Dataset excerpt:
§

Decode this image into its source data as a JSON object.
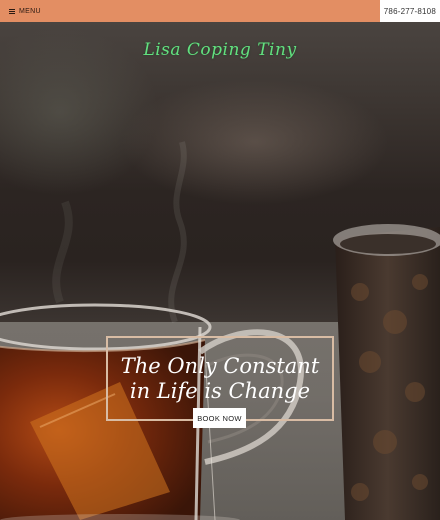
{
  "topbar": {
    "menu_label": "MENU",
    "menu_icon": "hamburger-icon",
    "phone": "786-277-8108",
    "background": "#e38e63"
  },
  "hero": {
    "logo_text": "Lisa Coping Tiny",
    "logo_color": "#62e07f",
    "headline_line1": "The Only Constant",
    "headline_line2": "in Life is Change",
    "cta_label": "BOOK NOW",
    "frame_color": "#d8bca4"
  }
}
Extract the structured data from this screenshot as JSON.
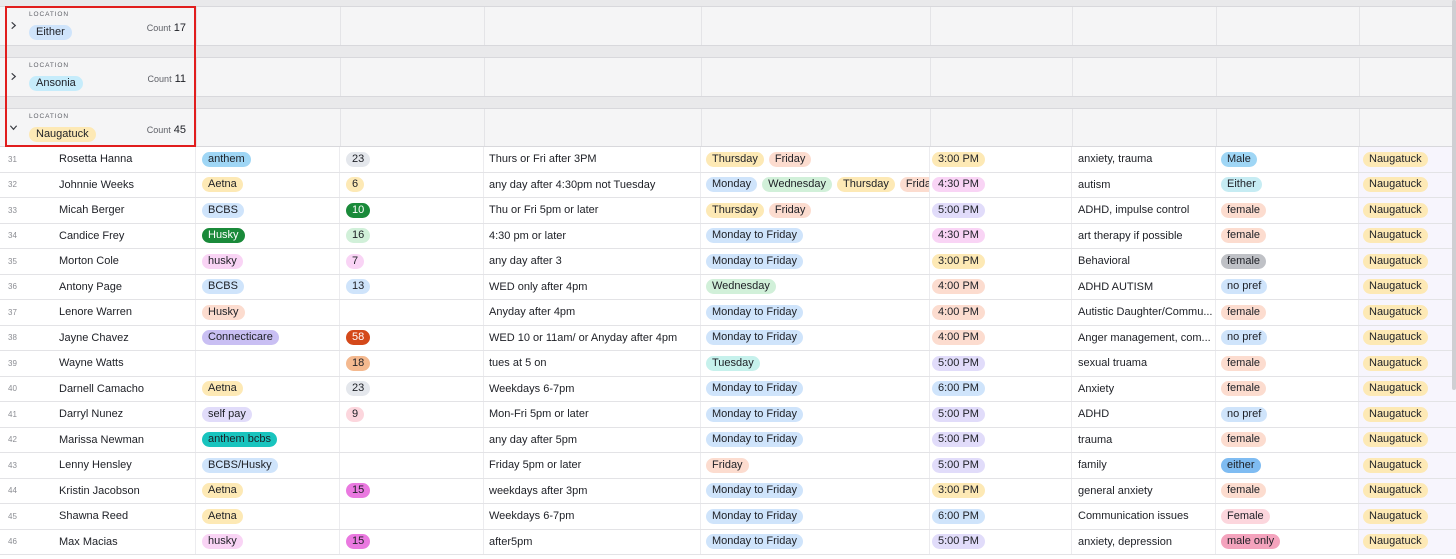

§

— WRITTEN PROBLEM —
Reproduce all the entries that precede this task, word for word, minus any pictures.

— RESULT —
Decode this image into its source data as a JSON object.
{
  "topbar": {
    "menu_label": "MENU",
    "menu_icon": "hamburger-icon",
    "phone": "786-277-8108",
    "background": "#e38e63"
  },
  "hero": {
    "logo_text": "Lisa Coping Tiny",
    "logo_color": "#62e07f",
    "headline_line1": "The Only Constant",
    "headline_line2": "in Life is Change",
    "cta_label": "BOOK NOW",
    "frame_color": "#d8bca4"
  }
}
Extract the structured data from this screenshot as JSON.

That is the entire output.